* [Problem details] Return all entries word for word, but drop any images.
━━━ Exercise materials ━━━
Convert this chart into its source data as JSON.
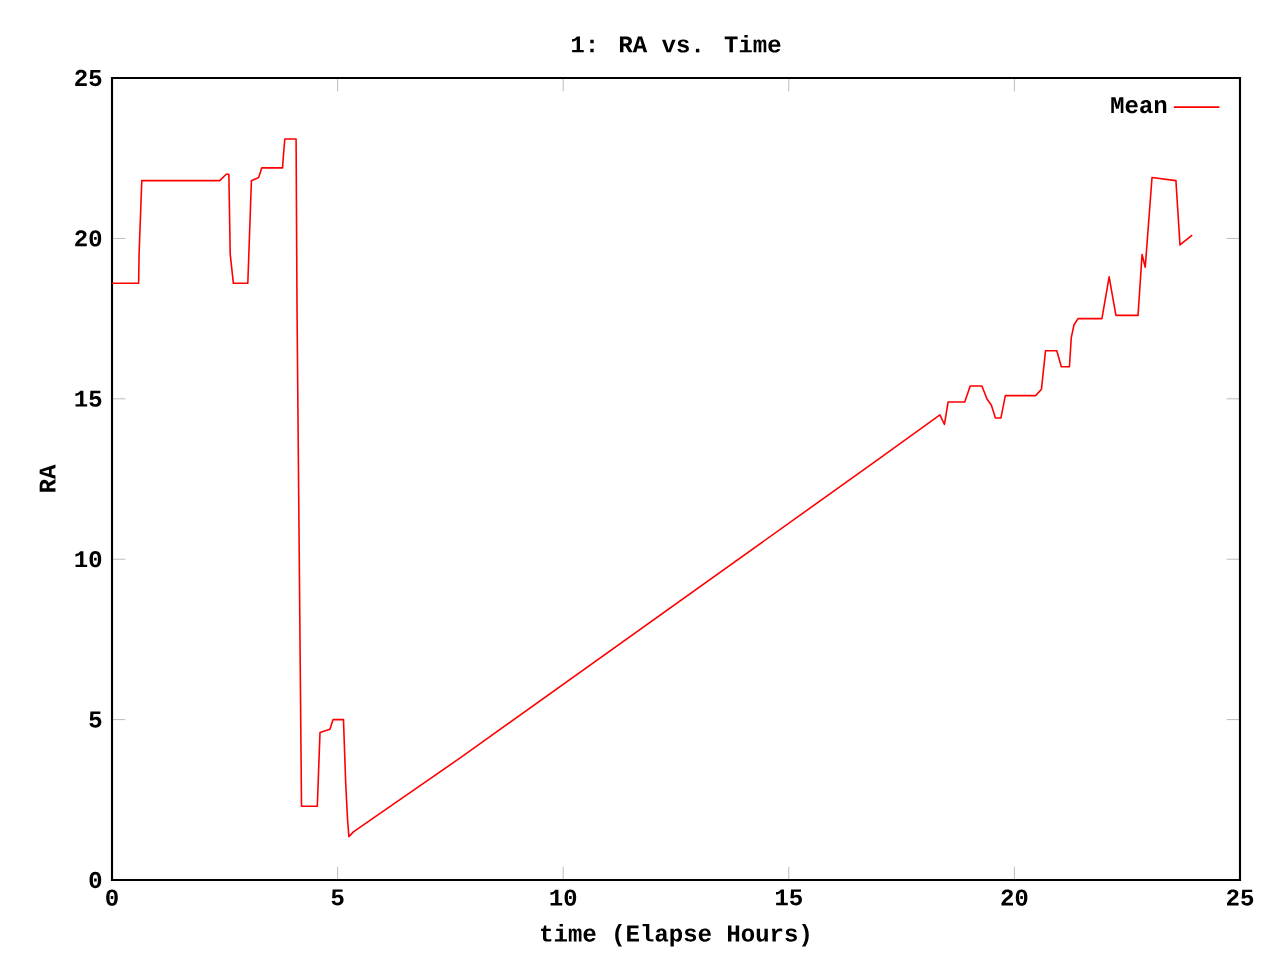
{
  "chart_data": {
    "type": "line",
    "title": "1: RA vs. Time",
    "xlabel": "time (Elapse Hours)",
    "ylabel": "RA",
    "xlim": [
      0,
      25
    ],
    "xticks": [
      0,
      5,
      10,
      15,
      20,
      25
    ],
    "ylim": [
      0,
      25
    ],
    "yticks": [
      0,
      5,
      10,
      15,
      20,
      25
    ],
    "legend": "top right",
    "grid": false,
    "series": [
      {
        "name": "Mean",
        "color": "#ff0000",
        "x": [
          0,
          0.59,
          0.6,
          0.66,
          1.54,
          2.39,
          2.53,
          2.59,
          2.62,
          2.69,
          3.01,
          3.05,
          3.09,
          3.25,
          3.32,
          3.78,
          3.8,
          3.83,
          4.08,
          4.1,
          4.2,
          4.55,
          4.61,
          4.83,
          4.9,
          5.13,
          5.18,
          5.22,
          5.25,
          5.35,
          7.71,
          17.02,
          18.35,
          18.45,
          18.53,
          18.9,
          19.02,
          19.28,
          19.39,
          19.49,
          19.58,
          19.7,
          19.8,
          20.47,
          20.6,
          20.69,
          20.94,
          21.04,
          21.22,
          21.26,
          21.32,
          21.41,
          21.94,
          22.1,
          22.25,
          22.74,
          22.83,
          22.9,
          23.05,
          23.58,
          23.67,
          23.94
        ],
        "values": [
          18.6,
          18.6,
          19.5,
          21.8,
          21.8,
          21.8,
          22.0,
          22.0,
          19.5,
          18.6,
          18.6,
          20.2,
          21.8,
          21.9,
          22.2,
          22.2,
          22.6,
          23.1,
          23.1,
          17.9,
          2.3,
          2.3,
          4.6,
          4.7,
          5.0,
          5.0,
          3.0,
          1.9,
          1.35,
          1.5,
          3.8,
          13.15,
          14.5,
          14.2,
          14.9,
          14.9,
          15.4,
          15.4,
          15.0,
          14.8,
          14.4,
          14.4,
          15.1,
          15.1,
          15.3,
          16.5,
          16.5,
          16.0,
          16.0,
          16.9,
          17.3,
          17.5,
          17.5,
          18.8,
          17.6,
          17.6,
          19.5,
          19.1,
          21.9,
          21.8,
          19.8,
          20.1
        ]
      }
    ]
  }
}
━━━
* [Finished exercise]
Convert this chart into its source data as JSON.
{
  "chart_data": {
    "type": "line",
    "title": "1: RA vs. Time",
    "xlabel": "time (Elapse Hours)",
    "ylabel": "RA",
    "xlim": [
      0,
      25
    ],
    "xticks": [
      0,
      5,
      10,
      15,
      20,
      25
    ],
    "ylim": [
      0,
      25
    ],
    "yticks": [
      0,
      5,
      10,
      15,
      20,
      25
    ],
    "legend": "top right",
    "grid": false,
    "series": [
      {
        "name": "Mean",
        "color": "#ff0000",
        "x": [
          0,
          0.59,
          0.6,
          0.66,
          1.54,
          2.39,
          2.53,
          2.59,
          2.62,
          2.69,
          3.01,
          3.05,
          3.09,
          3.25,
          3.32,
          3.78,
          3.8,
          3.83,
          4.08,
          4.1,
          4.2,
          4.55,
          4.61,
          4.83,
          4.9,
          5.13,
          5.18,
          5.22,
          5.25,
          5.35,
          7.71,
          17.02,
          18.35,
          18.45,
          18.53,
          18.9,
          19.02,
          19.28,
          19.39,
          19.49,
          19.58,
          19.7,
          19.8,
          20.47,
          20.6,
          20.69,
          20.94,
          21.04,
          21.22,
          21.26,
          21.32,
          21.41,
          21.94,
          22.1,
          22.25,
          22.74,
          22.83,
          22.9,
          23.05,
          23.58,
          23.67,
          23.94
        ],
        "values": [
          18.6,
          18.6,
          19.5,
          21.8,
          21.8,
          21.8,
          22.0,
          22.0,
          19.5,
          18.6,
          18.6,
          20.2,
          21.8,
          21.9,
          22.2,
          22.2,
          22.6,
          23.1,
          23.1,
          17.9,
          2.3,
          2.3,
          4.6,
          4.7,
          5.0,
          5.0,
          3.0,
          1.9,
          1.35,
          1.5,
          3.8,
          13.15,
          14.5,
          14.2,
          14.9,
          14.9,
          15.4,
          15.4,
          15.0,
          14.8,
          14.4,
          14.4,
          15.1,
          15.1,
          15.3,
          16.5,
          16.5,
          16.0,
          16.0,
          16.9,
          17.3,
          17.5,
          17.5,
          18.8,
          17.6,
          17.6,
          19.5,
          19.1,
          21.9,
          21.8,
          19.8,
          20.1
        ]
      }
    ]
  }
}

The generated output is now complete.